Extract all data as written.

------ SOURCE DATA ------

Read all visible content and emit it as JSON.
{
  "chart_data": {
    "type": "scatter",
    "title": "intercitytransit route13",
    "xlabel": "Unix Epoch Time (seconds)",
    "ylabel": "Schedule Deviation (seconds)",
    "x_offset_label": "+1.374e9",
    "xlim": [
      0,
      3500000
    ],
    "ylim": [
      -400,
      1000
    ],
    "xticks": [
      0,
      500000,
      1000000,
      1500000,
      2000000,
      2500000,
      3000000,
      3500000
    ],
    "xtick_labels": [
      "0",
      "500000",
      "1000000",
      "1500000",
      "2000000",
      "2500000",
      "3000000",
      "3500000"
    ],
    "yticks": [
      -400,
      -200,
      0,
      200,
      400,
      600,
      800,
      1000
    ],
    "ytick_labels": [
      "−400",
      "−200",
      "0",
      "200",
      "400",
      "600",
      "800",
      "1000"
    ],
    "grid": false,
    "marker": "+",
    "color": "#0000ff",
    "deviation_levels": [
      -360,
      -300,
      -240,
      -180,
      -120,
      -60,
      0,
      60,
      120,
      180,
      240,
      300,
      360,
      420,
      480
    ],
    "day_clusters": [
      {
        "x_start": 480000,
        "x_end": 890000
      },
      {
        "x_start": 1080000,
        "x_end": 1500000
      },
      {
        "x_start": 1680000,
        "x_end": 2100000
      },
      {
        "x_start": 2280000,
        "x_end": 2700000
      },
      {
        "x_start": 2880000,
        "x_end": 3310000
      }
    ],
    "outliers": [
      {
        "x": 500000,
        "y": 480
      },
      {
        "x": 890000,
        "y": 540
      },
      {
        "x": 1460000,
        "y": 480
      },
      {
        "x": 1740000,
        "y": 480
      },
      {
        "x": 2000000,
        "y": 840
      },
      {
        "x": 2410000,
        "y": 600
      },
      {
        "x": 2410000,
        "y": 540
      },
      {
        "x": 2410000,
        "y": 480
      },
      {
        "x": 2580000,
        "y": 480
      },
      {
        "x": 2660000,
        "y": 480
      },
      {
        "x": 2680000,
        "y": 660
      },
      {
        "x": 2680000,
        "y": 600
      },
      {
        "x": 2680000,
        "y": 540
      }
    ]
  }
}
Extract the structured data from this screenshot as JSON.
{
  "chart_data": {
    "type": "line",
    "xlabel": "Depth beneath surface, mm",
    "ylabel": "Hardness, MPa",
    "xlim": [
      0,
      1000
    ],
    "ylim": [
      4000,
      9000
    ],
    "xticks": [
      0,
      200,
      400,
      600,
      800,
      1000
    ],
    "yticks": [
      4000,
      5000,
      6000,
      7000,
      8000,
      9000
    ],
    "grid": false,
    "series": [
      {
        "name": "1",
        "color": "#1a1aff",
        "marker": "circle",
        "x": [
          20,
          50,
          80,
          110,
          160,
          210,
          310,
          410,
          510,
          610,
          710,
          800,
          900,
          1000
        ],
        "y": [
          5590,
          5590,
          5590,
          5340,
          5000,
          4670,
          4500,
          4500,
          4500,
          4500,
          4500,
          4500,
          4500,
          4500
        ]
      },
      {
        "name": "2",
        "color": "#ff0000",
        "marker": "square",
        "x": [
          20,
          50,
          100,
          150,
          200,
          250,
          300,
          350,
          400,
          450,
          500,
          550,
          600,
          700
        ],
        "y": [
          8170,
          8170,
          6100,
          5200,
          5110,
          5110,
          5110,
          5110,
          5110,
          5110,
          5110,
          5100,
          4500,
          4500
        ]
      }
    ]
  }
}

------

:: REPLY TO THE TASK ::
Read all visible content and emit it as JSON.
{
  "chart_data": {
    "type": "scatter",
    "title": "intercitytransit route13",
    "xlabel": "Unix Epoch Time (seconds)",
    "ylabel": "Schedule Deviation (seconds)",
    "x_offset_label": "+1.374e9",
    "xlim": [
      0,
      3500000
    ],
    "ylim": [
      -400,
      1000
    ],
    "xticks": [
      0,
      500000,
      1000000,
      1500000,
      2000000,
      2500000,
      3000000,
      3500000
    ],
    "xtick_labels": [
      "0",
      "500000",
      "1000000",
      "1500000",
      "2000000",
      "2500000",
      "3000000",
      "3500000"
    ],
    "yticks": [
      -400,
      -200,
      0,
      200,
      400,
      600,
      800,
      1000
    ],
    "ytick_labels": [
      "−400",
      "−200",
      "0",
      "200",
      "400",
      "600",
      "800",
      "1000"
    ],
    "grid": false,
    "marker": "+",
    "color": "#0000ff",
    "deviation_levels": [
      -360,
      -300,
      -240,
      -180,
      -120,
      -60,
      0,
      60,
      120,
      180,
      240,
      300,
      360,
      420,
      480
    ],
    "day_clusters": [
      {
        "x_start": 480000,
        "x_end": 890000
      },
      {
        "x_start": 1080000,
        "x_end": 1500000
      },
      {
        "x_start": 1680000,
        "x_end": 2100000
      },
      {
        "x_start": 2280000,
        "x_end": 2700000
      },
      {
        "x_start": 2880000,
        "x_end": 3310000
      }
    ],
    "outliers": [
      {
        "x": 500000,
        "y": 480
      },
      {
        "x": 890000,
        "y": 540
      },
      {
        "x": 1460000,
        "y": 480
      },
      {
        "x": 1740000,
        "y": 480
      },
      {
        "x": 2000000,
        "y": 840
      },
      {
        "x": 2410000,
        "y": 600
      },
      {
        "x": 2410000,
        "y": 540
      },
      {
        "x": 2410000,
        "y": 480
      },
      {
        "x": 2580000,
        "y": 480
      },
      {
        "x": 2660000,
        "y": 480
      },
      {
        "x": 2680000,
        "y": 660
      },
      {
        "x": 2680000,
        "y": 600
      },
      {
        "x": 2680000,
        "y": 540
      }
    ]
  }
}
Extract the structured data from this screenshot as JSON.
{
  "chart_data": {
    "type": "line",
    "xlabel": "Depth beneath surface, mm",
    "ylabel": "Hardness, MPa",
    "xlim": [
      0,
      1000
    ],
    "ylim": [
      4000,
      9000
    ],
    "xticks": [
      0,
      200,
      400,
      600,
      800,
      1000
    ],
    "yticks": [
      4000,
      5000,
      6000,
      7000,
      8000,
      9000
    ],
    "grid": false,
    "series": [
      {
        "name": "1",
        "color": "#1a1aff",
        "marker": "circle",
        "x": [
          20,
          50,
          80,
          110,
          160,
          210,
          310,
          410,
          510,
          610,
          710,
          800,
          900,
          1000
        ],
        "y": [
          5590,
          5590,
          5590,
          5340,
          5000,
          4670,
          4500,
          4500,
          4500,
          4500,
          4500,
          4500,
          4500,
          4500
        ]
      },
      {
        "name": "2",
        "color": "#ff0000",
        "marker": "square",
        "x": [
          20,
          50,
          100,
          150,
          200,
          250,
          300,
          350,
          400,
          450,
          500,
          550,
          600,
          700
        ],
        "y": [
          8170,
          8170,
          6100,
          5200,
          5110,
          5110,
          5110,
          5110,
          5110,
          5110,
          5110,
          5100,
          4500,
          4500
        ]
      }
    ]
  }
}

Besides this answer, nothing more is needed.